Stored items from a collection
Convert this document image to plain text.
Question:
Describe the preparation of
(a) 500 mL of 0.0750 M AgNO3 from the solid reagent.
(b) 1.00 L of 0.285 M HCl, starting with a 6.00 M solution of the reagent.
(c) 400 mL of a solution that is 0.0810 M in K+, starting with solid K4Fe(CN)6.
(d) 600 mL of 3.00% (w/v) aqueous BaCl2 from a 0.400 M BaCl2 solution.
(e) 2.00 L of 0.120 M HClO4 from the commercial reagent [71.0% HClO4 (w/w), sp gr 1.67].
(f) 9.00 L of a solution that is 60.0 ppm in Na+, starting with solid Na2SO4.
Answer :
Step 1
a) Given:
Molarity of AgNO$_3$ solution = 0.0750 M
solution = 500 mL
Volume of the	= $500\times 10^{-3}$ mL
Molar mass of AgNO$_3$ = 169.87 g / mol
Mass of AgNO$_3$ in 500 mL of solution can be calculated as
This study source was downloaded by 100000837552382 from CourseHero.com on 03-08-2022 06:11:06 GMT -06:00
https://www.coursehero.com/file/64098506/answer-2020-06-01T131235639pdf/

**The problem:**
Pull every line holding "that" out of the records.

**Output for this exercise:**
(c) 400 mL of a solution that is 0.0810 M in K+, starting with solid K4Fe(CN)6.
(f) 9.00 L of a solution that is 60.0 ppm in Na+, starting with solid Na2SO4.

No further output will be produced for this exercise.